** Stated task **
Extract each line from the entries below that has the string "μιὰν" in it.

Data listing

□ □ □

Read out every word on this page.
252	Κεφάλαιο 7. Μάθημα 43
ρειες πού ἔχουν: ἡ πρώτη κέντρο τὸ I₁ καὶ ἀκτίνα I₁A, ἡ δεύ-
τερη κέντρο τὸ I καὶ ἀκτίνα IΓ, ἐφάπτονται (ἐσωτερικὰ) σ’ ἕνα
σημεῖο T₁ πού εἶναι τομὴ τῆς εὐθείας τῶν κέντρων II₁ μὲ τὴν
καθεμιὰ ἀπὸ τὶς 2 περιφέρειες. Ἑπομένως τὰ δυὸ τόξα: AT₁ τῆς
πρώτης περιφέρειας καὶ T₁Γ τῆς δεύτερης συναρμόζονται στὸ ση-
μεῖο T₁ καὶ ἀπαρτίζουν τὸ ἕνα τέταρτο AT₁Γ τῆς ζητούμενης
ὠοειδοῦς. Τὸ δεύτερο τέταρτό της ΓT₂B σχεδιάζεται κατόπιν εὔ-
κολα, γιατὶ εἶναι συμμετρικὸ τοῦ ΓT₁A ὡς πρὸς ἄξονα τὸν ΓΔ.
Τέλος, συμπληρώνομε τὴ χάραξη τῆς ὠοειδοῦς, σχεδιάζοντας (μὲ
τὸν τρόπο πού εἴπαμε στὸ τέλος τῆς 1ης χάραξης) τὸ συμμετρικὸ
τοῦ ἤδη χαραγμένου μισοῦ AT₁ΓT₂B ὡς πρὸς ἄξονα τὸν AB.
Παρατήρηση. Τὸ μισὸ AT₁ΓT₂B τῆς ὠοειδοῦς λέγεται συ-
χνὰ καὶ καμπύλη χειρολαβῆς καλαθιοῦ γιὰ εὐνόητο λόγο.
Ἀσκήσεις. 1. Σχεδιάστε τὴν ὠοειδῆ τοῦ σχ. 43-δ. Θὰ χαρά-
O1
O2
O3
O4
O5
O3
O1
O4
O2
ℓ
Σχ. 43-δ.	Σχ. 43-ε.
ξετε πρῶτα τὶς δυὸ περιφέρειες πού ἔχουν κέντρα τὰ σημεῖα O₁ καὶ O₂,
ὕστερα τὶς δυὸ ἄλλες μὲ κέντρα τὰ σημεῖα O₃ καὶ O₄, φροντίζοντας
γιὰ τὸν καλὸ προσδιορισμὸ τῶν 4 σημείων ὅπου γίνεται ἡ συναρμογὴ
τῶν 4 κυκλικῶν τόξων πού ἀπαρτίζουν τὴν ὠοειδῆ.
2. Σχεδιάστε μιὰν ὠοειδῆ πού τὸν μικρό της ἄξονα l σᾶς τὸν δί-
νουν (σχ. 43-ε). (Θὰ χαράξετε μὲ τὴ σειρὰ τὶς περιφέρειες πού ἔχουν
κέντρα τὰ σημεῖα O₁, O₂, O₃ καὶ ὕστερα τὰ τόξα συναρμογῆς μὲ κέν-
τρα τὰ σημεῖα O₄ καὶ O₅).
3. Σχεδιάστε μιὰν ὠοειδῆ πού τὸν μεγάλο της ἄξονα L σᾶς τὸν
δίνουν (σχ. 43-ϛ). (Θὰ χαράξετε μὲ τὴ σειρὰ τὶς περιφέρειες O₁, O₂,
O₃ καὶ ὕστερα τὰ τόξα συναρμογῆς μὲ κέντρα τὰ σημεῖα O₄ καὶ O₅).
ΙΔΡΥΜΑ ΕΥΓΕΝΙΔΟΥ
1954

□ □ □

** The result **
2. Σχεδιάστε μιὰν ὠοειδῆ πού τὸν μικρό της ἄξονα l σᾶς τὸν δί-
3. Σχεδιάστε μιὰν ὠοειδῆ πού τὸν μεγάλο της ἄξονα L σᾶς τὸν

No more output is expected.